Exercise
Reproduce every line in the listing that contains the word "актов".

Records provided
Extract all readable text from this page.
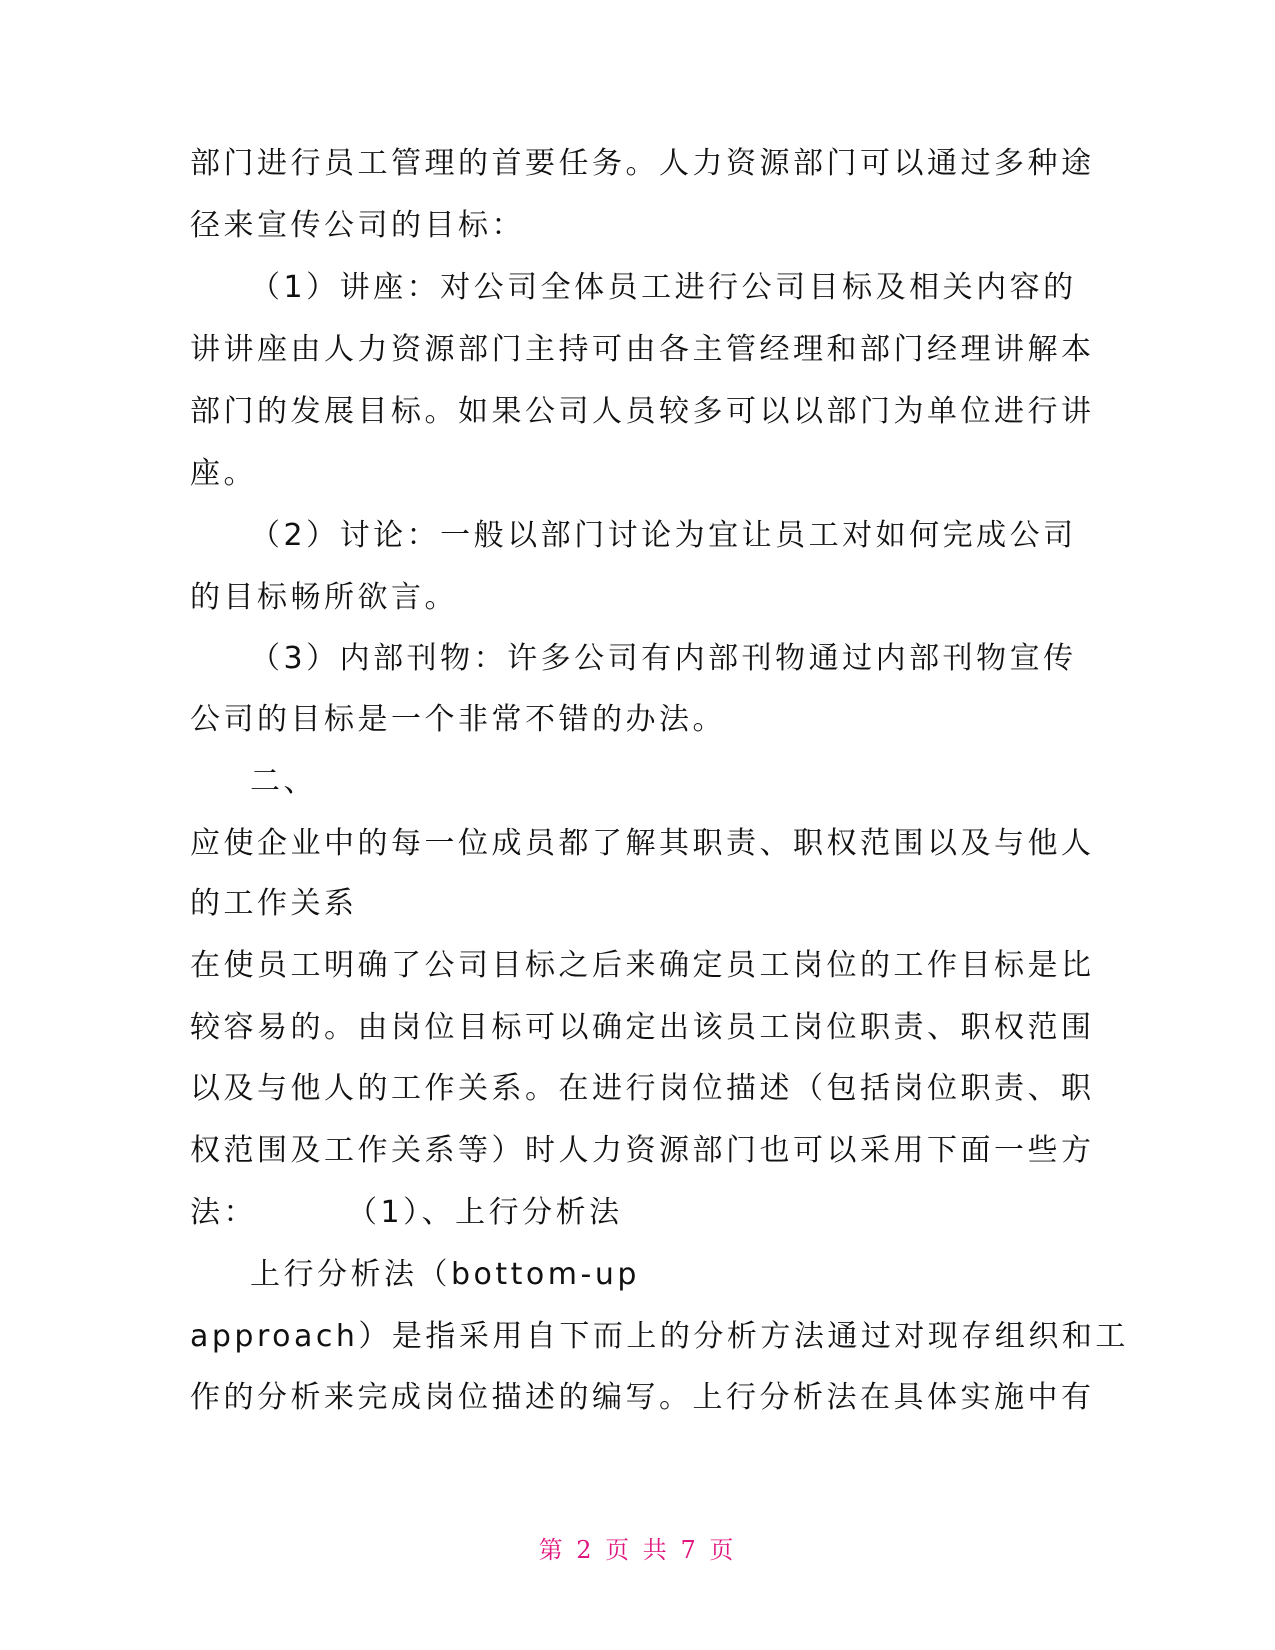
部门进行员工管理的首要任务。人力资源部门可以通过多种途
径来宣传公司的目标：
（1）讲座：对公司全体员工进行公司目标及相关内容的
讲讲座由人力资源部门主持可由各主管经理和部门经理讲解本
部门的发展目标。如果公司人员较多可以以部门为单位进行讲
座。
（2）讨论：一般以部门讨论为宜让员工对如何完成公司
的目标畅所欲言。
（3）内部刊物：许多公司有内部刊物通过内部刊物宣传
公司的目标是一个非常不错的办法。
二、
应使企业中的每一位成员都了解其职责、职权范围以及与他人
的工作关系
在使员工明确了公司目标之后来确定员工岗位的工作目标是比
较容易的。由岗位目标可以确定出该员工岗位职责、职权范围
以及与他人的工作关系。在进行岗位描述（包括岗位职责、职
权范围及工作关系等）时人力资源部门也可以采用下面一些方
法：	（1）、上行分析法
上行分析法（bottom-up
approach）是指采用自下而上的分析方法通过对现存组织和工
作的分析来完成岗位描述的编写。上行分析法在具体实施中有
第 2 页 共 7 页
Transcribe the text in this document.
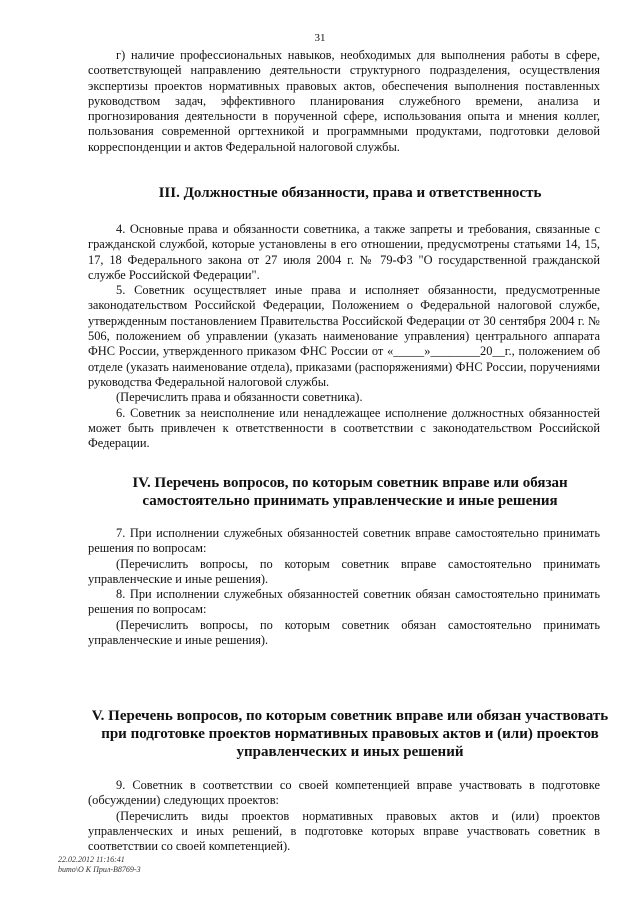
31

г) наличие профессиональных навыков, необходимых для выполнения работы в сфере, соответствующей направлению деятельности структурного подразделения, осуществления экспертизы проектов нормативных правовых актов, обеспечения выполнения поставленных руководством задач, эффективного планирования служебного времени, анализа и прогнозирования деятельности в порученной сфере, использования опыта и мнения коллег, пользования современной оргтехникой и программными продуктами, подготовки деловой корреспонденции и актов Федеральной налоговой службы.

III. Должностные обязанности, права и ответственность

4. Основные права и обязанности советника, а также запреты и требования, связанные с гражданской службой, которые установлены в его отношении, предусмотрены статьями 14, 15, 17, 18 Федерального закона от 27 июля 2004 г. № 79-ФЗ "О государственной гражданской службе Российской Федерации".

5. Советник осуществляет иные права и исполняет обязанности, предусмотренные законодательством Российской Федерации, Положением о Федеральной налоговой службе, утвержденным постановлением Правительства Российской Федерации от 30 сентября 2004 г. № 506, положением об управлении (указать наименование управления) центрального аппарата ФНС России, утвержденного приказом ФНС России от «_____»________20__г., положением об отделе (указать наименование отдела), приказами (распоряжениями) ФНС России, поручениями руководства Федеральной налоговой службы.

(Перечислить права и обязанности советника).

6. Советник за неисполнение или ненадлежащее исполнение должностных обязанностей может быть привлечен к ответственности в соответствии с законодательством Российской Федерации.

IV. Перечень вопросов, по которым советник вправе или обязан
самостоятельно принимать управленческие и иные решения

7. При исполнении служебных обязанностей советник вправе самостоятельно принимать решения по вопросам:

(Перечислить вопросы, по которым советник вправе самостоятельно принимать управленческие и иные решения).

8. При исполнении служебных обязанностей советник обязан самостоятельно принимать решения по вопросам:

(Перечислить вопросы, по которым советник обязан самостоятельно принимать управленческие и иные решения).

V. Перечень вопросов, по которым советник вправе или обязан участвовать
при подготовке проектов нормативных правовых актов и (или) проектов
управленческих и иных решений

9. Советник в соответствии со своей компетенцией вправе участвовать в подготовке (обсуждении) следующих проектов:

(Перечислить виды проектов нормативных правовых актов и (или) проектов управленческих и иных решений, в подготовке которых вправе участвовать советник в соответствии со своей компетенцией).

22.02.2012 11:16:41
bumo\О К Прил-В8769-3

Output for this exercise
г) наличие профессиональных навыков, необходимых для выполнения работы в сфере, соответствующей направлению деятельности структурного подразделения, осуществления экспертизы проектов нормативных правовых актов, обеспечения выполнения поставленных руководством задач, эффективного планирования служебного времени, анализа и прогнозирования деятельности в порученной сфере, использования опыта и мнения коллег, пользования современной оргтехникой и программными продуктами, подготовки деловой корреспонденции и актов Федеральной налоговой службы.
при подготовке проектов нормативных правовых актов и (или) проектов
(Перечислить виды проектов нормативных правовых актов и (или) проектов управленческих и иных решений, в подготовке которых вправе участвовать советник в соответствии со своей компетенцией).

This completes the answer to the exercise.